Directions for this task:
Search the data below for "legepladsen"; list each line that holds it.

[Recorded data]
▼
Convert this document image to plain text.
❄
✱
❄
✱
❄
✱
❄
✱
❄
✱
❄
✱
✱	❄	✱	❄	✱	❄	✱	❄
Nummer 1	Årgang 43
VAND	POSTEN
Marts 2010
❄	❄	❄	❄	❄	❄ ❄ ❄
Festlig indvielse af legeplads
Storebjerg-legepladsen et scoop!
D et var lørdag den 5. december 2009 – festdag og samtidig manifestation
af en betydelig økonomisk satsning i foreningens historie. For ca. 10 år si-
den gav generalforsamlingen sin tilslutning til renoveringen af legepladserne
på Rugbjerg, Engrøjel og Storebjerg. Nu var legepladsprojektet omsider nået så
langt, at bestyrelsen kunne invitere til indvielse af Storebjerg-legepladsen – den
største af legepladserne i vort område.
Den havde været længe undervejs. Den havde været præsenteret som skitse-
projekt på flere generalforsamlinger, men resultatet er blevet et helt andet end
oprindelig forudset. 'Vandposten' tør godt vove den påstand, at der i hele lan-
▲
Answer:
Storebjerg-legepladsen et scoop!
langt, at bestyrelsen kunne invitere til indvielse af Storebjerg-legepladsen – den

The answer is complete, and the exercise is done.